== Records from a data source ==

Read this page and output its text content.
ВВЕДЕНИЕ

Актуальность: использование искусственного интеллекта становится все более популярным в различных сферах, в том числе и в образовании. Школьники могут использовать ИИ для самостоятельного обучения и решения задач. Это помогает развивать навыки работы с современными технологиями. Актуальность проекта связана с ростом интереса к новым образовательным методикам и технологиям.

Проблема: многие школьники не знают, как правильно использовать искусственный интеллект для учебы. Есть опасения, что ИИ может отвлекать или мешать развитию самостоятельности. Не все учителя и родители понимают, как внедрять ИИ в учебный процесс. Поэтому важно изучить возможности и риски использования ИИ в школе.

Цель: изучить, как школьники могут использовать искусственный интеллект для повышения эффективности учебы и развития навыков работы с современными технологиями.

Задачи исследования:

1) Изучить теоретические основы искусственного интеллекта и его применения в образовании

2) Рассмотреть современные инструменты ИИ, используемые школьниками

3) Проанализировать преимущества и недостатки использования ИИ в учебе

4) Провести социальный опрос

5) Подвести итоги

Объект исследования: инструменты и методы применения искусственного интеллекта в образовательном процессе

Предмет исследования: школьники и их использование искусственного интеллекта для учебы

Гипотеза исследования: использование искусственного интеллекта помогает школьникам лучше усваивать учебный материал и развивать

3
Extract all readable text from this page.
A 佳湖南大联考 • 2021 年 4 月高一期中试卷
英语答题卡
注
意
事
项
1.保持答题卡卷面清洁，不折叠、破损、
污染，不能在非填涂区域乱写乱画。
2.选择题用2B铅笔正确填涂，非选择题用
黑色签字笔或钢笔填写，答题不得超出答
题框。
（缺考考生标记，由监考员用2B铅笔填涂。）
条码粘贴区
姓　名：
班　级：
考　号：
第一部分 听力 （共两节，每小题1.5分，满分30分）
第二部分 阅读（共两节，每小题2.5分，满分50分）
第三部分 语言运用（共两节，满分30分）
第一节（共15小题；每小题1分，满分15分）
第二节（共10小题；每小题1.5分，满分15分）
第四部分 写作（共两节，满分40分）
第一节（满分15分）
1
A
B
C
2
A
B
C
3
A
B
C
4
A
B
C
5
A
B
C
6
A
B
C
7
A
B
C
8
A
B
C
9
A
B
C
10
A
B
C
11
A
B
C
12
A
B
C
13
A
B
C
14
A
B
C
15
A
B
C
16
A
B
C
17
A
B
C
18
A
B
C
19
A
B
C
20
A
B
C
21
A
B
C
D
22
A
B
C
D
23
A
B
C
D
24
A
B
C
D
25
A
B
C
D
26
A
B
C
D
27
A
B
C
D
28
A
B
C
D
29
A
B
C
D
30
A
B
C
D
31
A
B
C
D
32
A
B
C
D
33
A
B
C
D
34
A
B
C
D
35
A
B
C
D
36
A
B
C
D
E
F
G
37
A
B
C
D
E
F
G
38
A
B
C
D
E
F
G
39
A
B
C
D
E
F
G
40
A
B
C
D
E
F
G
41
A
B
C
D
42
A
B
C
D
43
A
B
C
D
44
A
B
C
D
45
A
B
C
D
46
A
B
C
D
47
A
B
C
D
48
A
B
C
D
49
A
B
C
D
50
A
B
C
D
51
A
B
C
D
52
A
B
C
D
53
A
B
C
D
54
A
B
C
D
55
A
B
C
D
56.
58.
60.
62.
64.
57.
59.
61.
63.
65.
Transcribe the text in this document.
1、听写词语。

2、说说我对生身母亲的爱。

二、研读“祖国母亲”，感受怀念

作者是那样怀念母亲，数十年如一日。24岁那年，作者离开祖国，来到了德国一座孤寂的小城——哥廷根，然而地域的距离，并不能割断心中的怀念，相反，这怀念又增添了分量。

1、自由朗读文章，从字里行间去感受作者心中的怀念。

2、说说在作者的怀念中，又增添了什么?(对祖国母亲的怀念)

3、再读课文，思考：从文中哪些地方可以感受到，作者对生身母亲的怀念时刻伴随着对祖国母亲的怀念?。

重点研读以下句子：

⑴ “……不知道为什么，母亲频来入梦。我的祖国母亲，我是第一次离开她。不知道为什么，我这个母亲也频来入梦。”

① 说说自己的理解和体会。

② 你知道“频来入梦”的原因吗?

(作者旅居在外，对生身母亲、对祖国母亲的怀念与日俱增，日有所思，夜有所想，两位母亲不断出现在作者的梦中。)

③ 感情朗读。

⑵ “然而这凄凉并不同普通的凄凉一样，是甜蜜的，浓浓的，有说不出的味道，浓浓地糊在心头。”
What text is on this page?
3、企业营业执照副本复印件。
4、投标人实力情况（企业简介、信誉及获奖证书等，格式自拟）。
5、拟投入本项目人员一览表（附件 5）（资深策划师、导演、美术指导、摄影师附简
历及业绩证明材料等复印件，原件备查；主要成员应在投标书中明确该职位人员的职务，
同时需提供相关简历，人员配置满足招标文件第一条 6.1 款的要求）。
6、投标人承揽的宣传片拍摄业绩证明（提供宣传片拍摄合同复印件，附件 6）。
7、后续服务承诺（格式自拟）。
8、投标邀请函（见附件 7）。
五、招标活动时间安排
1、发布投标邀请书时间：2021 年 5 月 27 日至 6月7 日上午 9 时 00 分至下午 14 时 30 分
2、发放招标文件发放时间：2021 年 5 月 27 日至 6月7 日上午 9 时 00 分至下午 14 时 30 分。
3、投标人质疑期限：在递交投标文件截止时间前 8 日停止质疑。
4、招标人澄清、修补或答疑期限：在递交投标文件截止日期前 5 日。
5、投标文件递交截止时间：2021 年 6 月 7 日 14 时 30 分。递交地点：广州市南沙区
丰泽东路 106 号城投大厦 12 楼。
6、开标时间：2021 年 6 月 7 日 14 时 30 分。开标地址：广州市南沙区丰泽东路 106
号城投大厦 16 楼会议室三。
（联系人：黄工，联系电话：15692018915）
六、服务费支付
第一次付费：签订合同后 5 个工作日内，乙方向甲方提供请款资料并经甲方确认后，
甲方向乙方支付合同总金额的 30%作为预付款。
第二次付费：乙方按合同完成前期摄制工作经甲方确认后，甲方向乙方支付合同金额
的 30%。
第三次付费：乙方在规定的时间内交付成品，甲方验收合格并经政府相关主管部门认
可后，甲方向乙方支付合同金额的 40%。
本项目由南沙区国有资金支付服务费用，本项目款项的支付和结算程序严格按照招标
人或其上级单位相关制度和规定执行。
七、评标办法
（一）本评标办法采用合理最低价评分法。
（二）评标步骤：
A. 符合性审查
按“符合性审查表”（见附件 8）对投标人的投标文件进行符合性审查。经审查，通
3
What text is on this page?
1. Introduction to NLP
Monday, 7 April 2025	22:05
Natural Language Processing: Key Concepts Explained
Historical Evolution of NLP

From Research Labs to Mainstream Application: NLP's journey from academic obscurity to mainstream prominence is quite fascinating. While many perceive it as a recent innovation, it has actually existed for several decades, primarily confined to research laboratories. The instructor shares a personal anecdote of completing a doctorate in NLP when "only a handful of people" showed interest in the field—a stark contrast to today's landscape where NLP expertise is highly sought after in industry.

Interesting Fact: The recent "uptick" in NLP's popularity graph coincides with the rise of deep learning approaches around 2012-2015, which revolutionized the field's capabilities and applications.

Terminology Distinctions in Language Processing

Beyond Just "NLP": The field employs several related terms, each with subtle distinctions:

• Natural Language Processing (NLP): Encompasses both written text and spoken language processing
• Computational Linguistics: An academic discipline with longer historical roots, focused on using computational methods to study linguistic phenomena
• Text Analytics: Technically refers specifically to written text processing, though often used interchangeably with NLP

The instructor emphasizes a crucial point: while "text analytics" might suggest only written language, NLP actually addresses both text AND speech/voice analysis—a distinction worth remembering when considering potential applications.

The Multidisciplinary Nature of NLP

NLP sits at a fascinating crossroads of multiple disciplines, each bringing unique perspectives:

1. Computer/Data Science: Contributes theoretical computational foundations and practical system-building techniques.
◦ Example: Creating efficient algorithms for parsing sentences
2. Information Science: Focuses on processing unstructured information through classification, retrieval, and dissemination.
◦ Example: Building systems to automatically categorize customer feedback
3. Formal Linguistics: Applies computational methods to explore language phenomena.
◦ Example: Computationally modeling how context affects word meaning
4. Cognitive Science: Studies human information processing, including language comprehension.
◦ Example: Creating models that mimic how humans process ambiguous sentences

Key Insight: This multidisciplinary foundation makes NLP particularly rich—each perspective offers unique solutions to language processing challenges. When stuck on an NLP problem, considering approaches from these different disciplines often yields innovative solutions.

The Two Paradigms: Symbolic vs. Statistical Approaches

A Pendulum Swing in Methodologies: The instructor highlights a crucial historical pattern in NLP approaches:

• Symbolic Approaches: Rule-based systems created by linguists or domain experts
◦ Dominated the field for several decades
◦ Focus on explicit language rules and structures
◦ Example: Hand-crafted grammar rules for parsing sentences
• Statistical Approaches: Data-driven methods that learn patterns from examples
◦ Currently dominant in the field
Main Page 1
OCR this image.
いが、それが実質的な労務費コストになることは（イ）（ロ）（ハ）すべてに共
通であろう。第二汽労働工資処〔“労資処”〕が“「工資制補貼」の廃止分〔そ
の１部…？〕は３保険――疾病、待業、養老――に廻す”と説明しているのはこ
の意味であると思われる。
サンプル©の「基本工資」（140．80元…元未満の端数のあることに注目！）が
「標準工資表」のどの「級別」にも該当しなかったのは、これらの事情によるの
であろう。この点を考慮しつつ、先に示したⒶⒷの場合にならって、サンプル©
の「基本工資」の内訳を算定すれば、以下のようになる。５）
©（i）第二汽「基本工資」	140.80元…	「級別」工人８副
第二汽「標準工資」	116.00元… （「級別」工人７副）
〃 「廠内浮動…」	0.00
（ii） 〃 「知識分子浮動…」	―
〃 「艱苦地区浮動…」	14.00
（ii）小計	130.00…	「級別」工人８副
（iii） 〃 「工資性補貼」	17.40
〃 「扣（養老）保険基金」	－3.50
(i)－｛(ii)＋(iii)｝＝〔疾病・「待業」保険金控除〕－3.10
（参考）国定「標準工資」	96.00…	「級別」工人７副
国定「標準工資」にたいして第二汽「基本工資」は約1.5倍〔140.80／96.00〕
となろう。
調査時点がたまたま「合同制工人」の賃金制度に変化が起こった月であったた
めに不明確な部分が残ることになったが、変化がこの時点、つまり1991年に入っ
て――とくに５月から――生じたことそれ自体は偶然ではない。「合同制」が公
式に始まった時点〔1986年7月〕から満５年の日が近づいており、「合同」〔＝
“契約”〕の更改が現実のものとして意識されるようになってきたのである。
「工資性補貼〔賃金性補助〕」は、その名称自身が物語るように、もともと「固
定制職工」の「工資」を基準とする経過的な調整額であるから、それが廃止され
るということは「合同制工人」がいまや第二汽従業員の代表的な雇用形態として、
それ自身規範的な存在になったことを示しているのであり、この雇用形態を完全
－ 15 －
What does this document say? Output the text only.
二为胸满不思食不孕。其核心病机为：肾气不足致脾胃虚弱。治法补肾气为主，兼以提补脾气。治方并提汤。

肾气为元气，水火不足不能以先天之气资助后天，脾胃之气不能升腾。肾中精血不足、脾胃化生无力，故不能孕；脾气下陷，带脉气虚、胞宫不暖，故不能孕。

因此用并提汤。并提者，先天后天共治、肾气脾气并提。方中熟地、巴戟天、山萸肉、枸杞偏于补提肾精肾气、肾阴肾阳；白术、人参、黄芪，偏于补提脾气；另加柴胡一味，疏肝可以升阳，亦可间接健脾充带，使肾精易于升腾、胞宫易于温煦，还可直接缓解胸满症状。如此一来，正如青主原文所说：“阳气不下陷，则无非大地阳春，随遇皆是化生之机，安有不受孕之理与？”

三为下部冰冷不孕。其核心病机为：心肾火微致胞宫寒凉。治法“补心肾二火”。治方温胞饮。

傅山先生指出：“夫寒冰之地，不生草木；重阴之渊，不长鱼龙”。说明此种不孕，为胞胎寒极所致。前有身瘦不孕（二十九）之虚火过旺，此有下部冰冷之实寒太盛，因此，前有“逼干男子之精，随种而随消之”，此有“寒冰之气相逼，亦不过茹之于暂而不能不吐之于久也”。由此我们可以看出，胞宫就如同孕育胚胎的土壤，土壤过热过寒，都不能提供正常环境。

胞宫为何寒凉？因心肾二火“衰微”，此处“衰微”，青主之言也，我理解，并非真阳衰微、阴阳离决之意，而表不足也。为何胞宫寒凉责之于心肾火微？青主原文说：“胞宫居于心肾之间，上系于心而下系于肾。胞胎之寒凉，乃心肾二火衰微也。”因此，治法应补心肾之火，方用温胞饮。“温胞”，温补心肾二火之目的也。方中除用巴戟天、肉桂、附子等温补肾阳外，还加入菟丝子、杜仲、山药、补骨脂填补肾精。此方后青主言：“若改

== Task brief ==
Go through the material above and copy each line that has the word "технологиями".

== Full answer ==
Актуальность: использование искусственного интеллекта становится все более популярным в различных сферах, в том числе и в образовании. Школьники могут использовать ИИ для самостоятельного обучения и решения задач. Это помогает развивать навыки работы с современными технологиями. Актуальность проекта связана с ростом интереса к новым образовательным методикам и технологиям.
Цель: изучить, как школьники могут использовать искусственный интеллект для повышения эффективности учебы и развития навыков работы с современными технологиями.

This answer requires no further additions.